» AIM
Copy all lines below containing "word".

» RECORDS TO USE

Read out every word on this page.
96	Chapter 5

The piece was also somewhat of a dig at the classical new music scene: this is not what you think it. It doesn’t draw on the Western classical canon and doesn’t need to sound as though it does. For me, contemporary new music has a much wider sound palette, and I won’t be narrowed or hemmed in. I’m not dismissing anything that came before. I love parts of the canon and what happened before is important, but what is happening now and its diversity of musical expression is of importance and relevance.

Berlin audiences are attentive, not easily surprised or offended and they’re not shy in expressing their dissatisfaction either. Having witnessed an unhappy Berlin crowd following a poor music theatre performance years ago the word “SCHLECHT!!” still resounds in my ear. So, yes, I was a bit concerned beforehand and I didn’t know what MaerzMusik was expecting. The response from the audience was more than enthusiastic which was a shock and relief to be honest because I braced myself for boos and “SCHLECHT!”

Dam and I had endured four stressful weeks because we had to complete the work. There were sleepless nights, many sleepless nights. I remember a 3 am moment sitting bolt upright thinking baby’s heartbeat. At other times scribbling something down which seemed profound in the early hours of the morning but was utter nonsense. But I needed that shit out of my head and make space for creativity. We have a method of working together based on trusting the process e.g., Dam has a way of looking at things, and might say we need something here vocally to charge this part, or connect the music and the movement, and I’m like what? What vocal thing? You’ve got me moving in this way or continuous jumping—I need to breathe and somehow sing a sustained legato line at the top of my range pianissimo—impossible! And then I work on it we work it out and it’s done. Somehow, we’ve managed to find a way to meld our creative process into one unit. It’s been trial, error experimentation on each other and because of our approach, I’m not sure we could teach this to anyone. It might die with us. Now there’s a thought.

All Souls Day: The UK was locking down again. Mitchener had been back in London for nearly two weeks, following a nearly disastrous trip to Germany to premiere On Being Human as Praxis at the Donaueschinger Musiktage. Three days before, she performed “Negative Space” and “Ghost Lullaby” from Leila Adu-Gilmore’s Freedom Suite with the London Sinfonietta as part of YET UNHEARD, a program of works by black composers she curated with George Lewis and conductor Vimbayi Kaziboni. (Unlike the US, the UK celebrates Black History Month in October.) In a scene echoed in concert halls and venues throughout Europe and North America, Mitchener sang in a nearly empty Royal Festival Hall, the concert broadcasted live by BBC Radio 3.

» RESULT
Read out every word on this page.
Berlin audiences are attentive, not easily surprised or offended and they’re not shy in expressing their dissatisfaction either. Having witnessed an unhappy Berlin crowd following a poor music theatre performance years ago the word “SCHLECHT!!” still resounds in my ear. So, yes, I was a bit concerned beforehand and I didn’t know what MaerzMusik was expecting. The response from the audience was more than enthusiastic which was a shock and relief to be honest because I braced myself for boos and “SCHLECHT!”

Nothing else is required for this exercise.